(Dataset items)
[start]

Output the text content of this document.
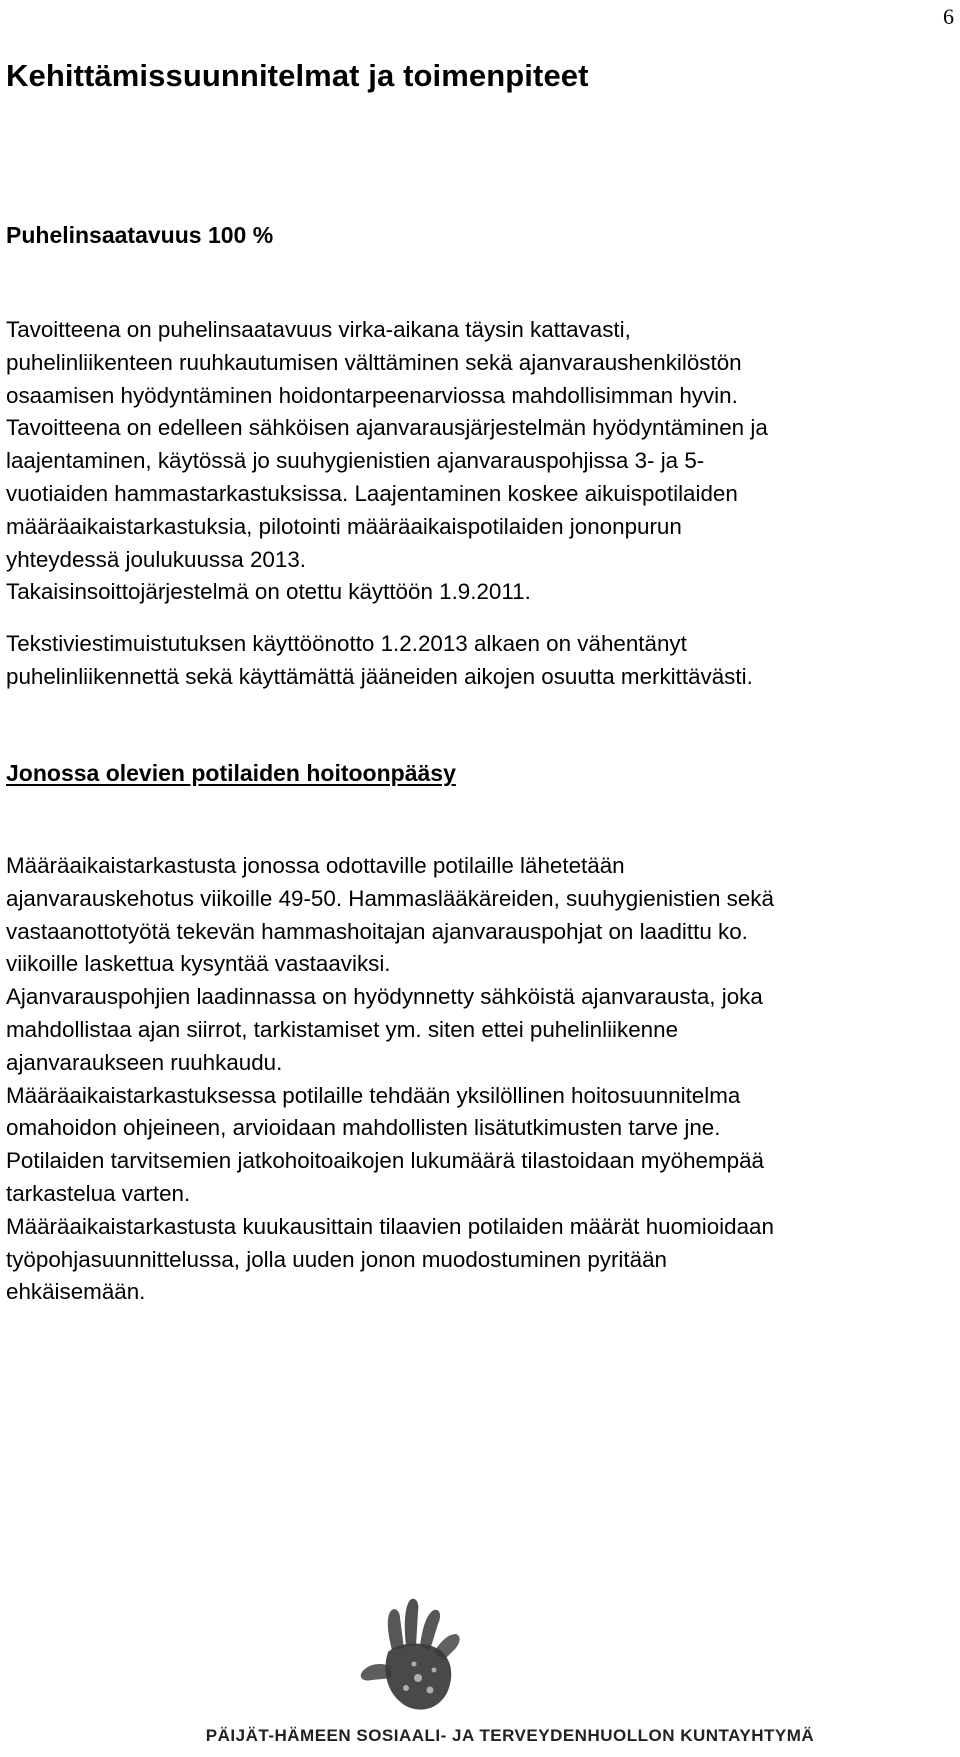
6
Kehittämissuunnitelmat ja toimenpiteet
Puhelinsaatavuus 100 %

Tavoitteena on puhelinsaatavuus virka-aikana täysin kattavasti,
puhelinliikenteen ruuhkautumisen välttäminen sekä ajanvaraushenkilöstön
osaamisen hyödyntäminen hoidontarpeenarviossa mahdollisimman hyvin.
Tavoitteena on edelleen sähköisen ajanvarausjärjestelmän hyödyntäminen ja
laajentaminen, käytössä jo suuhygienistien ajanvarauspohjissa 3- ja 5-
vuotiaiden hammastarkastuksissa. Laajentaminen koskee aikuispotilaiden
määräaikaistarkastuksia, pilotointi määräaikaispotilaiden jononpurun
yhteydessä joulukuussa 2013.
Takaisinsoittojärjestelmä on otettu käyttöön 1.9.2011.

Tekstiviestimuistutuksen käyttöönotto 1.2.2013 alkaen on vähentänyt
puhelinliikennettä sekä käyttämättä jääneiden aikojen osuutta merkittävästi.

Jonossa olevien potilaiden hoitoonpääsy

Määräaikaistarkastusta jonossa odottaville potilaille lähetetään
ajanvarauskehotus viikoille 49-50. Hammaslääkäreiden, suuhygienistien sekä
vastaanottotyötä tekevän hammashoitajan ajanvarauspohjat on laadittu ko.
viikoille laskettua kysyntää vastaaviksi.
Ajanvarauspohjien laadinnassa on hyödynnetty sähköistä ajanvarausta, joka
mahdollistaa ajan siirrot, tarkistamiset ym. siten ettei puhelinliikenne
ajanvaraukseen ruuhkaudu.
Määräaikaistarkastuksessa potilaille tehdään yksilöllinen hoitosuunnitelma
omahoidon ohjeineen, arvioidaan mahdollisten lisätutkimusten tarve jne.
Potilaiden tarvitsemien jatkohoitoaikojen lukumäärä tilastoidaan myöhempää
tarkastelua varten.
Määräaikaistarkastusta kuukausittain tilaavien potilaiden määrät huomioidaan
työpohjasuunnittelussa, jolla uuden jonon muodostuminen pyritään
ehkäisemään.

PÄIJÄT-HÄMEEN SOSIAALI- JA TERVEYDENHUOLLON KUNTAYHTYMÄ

[end]
[start]

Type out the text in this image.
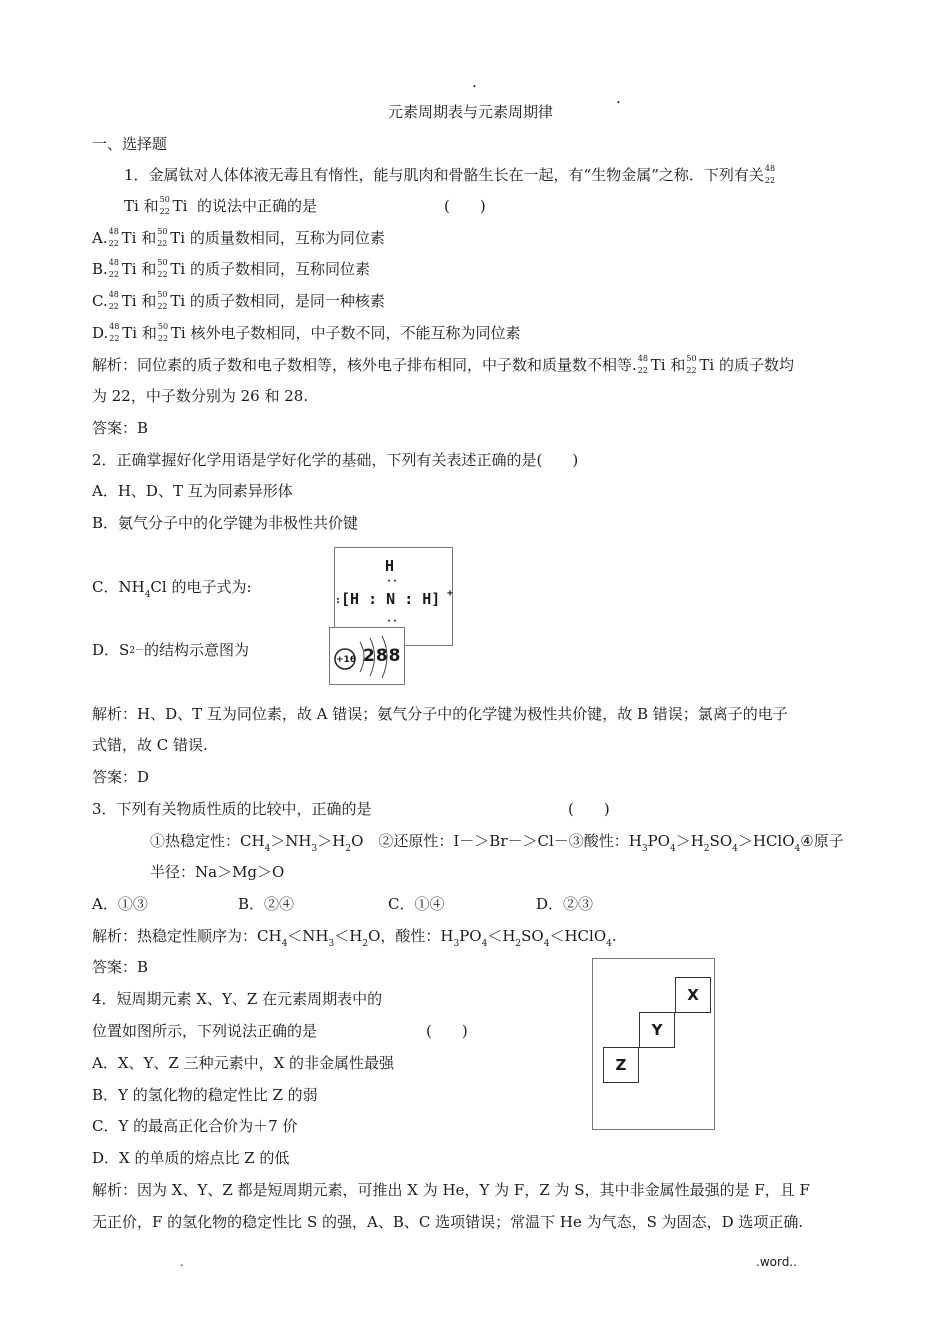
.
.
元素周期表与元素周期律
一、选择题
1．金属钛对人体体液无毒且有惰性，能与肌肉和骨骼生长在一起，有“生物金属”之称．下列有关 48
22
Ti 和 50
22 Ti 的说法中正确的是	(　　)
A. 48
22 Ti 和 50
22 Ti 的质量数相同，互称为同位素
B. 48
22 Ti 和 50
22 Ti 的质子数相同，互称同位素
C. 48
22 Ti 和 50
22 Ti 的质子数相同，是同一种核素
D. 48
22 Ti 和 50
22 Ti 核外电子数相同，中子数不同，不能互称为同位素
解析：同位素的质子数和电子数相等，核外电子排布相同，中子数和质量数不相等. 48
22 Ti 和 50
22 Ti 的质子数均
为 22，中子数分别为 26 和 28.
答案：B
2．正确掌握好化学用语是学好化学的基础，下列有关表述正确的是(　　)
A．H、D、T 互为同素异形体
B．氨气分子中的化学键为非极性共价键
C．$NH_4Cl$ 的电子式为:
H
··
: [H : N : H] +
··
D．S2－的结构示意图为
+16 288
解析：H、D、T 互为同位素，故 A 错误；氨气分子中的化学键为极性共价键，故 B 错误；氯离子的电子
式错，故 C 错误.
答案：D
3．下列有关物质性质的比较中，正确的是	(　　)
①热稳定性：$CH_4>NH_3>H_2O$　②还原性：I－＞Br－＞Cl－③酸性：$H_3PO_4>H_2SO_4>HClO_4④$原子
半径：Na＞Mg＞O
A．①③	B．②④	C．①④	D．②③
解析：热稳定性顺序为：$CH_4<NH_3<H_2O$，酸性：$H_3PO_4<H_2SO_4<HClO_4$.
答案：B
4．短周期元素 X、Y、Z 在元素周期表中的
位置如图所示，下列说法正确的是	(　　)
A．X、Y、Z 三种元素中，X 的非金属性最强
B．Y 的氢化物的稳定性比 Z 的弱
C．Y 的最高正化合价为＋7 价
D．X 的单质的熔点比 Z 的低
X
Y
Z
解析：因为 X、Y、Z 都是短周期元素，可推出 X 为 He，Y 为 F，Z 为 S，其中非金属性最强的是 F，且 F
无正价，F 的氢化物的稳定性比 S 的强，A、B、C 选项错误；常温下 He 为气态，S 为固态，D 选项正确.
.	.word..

[end]

Copy all the lines above that hold the string "suuhygienistien".

laajentaminen, käytössä jo suuhygienistien ajanvarauspohjissa 3- ja 5-
ajanvarauskehotus viikoille 49-50. Hammaslääkäreiden, suuhygienistien sekä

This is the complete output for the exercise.